[BEGIN Exercise inputs]

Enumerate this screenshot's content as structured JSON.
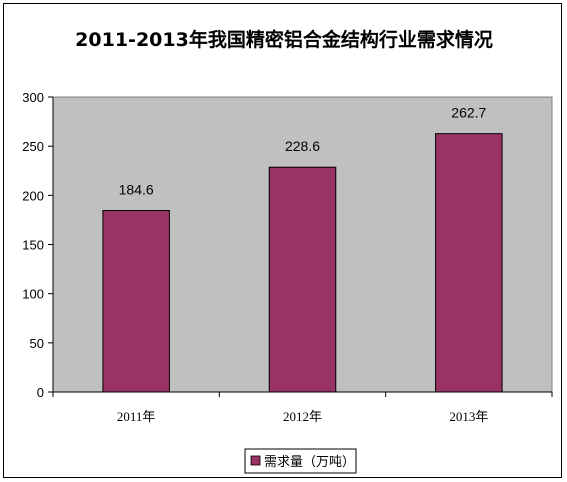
{
  "chart_data": {
    "type": "bar",
    "title": "2011-2013年我国精密铝合金结构行业需求情况",
    "categories": [
      "2011年",
      "2012年",
      "2013年"
    ],
    "series": [
      {
        "name": "需求量（万吨）",
        "values": [
          184.6,
          228.6,
          262.7
        ],
        "labels": [
          "184.6",
          "228.6",
          "262.7"
        ]
      }
    ],
    "xlabel": "",
    "ylabel": "",
    "ylim": [
      0,
      300
    ],
    "yticks": [
      0,
      50,
      100,
      150,
      200,
      250,
      300
    ],
    "grid": false,
    "legend_position": "bottom",
    "colors": {
      "bar": "#993366",
      "plot_background": "#c0c0c0",
      "axis": "#000000"
    }
  }
}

[END Exercise inputs]

Instructions for the task
Copy the records above exactly, leaving out every picture.

Full output
Enumerate this screenshot's content as structured JSON.
{
  "chart_data": {
    "type": "bar",
    "title": "2011-2013年我国精密铝合金结构行业需求情况",
    "categories": [
      "2011年",
      "2012年",
      "2013年"
    ],
    "series": [
      {
        "name": "需求量（万吨）",
        "values": [
          184.6,
          228.6,
          262.7
        ],
        "labels": [
          "184.6",
          "228.6",
          "262.7"
        ]
      }
    ],
    "xlabel": "",
    "ylabel": "",
    "ylim": [
      0,
      300
    ],
    "yticks": [
      0,
      50,
      100,
      150,
      200,
      250,
      300
    ],
    "grid": false,
    "legend_position": "bottom",
    "colors": {
      "bar": "#993366",
      "plot_background": "#c0c0c0",
      "axis": "#000000"
    }
  }
}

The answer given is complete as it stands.